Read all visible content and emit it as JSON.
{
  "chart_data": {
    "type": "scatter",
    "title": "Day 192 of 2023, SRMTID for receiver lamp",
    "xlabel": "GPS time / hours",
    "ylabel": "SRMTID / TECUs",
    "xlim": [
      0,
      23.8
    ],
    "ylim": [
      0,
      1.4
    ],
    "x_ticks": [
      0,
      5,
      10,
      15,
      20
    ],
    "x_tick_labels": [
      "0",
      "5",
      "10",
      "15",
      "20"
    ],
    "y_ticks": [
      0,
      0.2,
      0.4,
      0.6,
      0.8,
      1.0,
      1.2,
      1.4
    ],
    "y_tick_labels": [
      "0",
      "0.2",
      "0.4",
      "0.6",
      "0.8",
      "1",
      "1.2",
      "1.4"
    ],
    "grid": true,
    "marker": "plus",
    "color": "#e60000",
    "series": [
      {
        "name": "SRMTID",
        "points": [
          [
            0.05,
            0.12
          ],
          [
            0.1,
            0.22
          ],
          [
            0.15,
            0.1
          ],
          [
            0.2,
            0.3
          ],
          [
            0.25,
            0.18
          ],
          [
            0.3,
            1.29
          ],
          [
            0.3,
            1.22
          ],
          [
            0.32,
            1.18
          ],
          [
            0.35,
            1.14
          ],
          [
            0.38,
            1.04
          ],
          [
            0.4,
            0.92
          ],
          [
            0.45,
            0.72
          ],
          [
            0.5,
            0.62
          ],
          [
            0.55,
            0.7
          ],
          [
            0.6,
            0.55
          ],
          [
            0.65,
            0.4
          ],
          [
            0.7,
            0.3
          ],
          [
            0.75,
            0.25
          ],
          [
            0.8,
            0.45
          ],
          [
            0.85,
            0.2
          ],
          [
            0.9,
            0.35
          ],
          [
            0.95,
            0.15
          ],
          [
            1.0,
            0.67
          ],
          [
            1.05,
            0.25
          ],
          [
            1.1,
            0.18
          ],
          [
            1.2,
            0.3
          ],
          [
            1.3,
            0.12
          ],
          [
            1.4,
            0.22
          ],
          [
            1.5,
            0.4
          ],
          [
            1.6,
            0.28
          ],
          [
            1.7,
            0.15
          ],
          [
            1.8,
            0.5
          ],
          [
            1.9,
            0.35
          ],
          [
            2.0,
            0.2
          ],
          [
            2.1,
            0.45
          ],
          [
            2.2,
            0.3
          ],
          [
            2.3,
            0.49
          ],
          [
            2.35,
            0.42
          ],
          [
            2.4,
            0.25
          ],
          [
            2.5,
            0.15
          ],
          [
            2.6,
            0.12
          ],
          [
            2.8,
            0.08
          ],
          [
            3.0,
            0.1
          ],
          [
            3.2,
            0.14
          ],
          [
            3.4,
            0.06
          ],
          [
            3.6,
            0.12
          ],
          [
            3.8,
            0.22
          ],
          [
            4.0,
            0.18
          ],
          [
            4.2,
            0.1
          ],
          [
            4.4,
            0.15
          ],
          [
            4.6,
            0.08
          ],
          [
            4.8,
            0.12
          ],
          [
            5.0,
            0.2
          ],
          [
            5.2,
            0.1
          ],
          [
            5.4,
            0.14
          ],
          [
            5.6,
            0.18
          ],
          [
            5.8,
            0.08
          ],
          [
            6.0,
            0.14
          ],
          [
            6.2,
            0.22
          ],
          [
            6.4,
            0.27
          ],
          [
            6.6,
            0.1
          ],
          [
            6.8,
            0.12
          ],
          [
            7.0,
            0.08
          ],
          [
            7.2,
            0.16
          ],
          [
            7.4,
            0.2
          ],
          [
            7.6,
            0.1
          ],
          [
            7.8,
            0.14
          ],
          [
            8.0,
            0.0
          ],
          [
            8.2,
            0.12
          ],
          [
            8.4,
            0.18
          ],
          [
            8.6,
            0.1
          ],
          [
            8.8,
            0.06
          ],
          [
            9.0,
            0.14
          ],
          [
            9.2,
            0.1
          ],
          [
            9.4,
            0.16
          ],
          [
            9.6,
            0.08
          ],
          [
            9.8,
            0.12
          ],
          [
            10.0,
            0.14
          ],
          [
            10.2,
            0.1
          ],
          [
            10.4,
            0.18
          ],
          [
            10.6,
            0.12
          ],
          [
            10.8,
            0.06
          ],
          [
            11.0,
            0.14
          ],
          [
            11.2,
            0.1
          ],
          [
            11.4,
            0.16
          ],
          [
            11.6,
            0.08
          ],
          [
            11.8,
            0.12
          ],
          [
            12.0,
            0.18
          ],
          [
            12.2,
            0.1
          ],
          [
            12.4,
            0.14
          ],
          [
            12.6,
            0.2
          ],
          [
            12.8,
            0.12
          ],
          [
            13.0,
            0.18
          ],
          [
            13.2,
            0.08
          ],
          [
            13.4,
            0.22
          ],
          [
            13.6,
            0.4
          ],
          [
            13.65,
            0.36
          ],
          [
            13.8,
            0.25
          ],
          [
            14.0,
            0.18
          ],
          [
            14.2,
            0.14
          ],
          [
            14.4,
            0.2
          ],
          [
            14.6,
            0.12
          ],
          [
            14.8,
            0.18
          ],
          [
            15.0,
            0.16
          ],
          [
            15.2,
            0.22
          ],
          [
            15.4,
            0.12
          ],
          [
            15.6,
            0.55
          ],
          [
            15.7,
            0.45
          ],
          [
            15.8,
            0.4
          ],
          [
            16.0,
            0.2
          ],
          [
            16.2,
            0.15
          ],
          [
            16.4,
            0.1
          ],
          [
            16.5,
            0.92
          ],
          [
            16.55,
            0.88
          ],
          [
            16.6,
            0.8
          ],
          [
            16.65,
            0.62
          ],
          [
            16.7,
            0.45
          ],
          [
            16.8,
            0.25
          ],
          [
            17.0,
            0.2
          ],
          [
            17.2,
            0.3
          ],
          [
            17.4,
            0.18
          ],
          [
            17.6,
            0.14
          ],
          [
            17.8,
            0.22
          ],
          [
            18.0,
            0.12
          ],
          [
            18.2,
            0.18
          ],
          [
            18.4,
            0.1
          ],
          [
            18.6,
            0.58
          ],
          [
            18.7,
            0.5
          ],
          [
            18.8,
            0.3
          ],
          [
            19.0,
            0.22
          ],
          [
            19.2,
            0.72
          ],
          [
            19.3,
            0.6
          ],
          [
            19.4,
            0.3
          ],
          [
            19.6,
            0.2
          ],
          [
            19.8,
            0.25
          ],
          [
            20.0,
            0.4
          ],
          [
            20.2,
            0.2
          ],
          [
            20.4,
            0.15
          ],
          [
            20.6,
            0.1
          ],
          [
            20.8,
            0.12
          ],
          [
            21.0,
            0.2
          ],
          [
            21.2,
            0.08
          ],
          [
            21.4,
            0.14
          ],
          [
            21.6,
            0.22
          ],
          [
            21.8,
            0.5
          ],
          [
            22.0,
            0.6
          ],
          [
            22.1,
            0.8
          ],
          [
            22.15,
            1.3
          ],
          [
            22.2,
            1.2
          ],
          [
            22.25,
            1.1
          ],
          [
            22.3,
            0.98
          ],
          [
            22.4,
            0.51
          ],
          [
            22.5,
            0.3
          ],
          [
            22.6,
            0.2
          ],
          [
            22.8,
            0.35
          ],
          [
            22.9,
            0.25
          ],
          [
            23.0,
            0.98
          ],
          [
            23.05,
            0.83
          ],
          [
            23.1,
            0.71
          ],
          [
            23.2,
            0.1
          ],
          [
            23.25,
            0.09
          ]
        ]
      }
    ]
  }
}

_ _ _

Task statement:
Determine the number of lines containing "SRMTID". Write only that number.

Complete answer:
3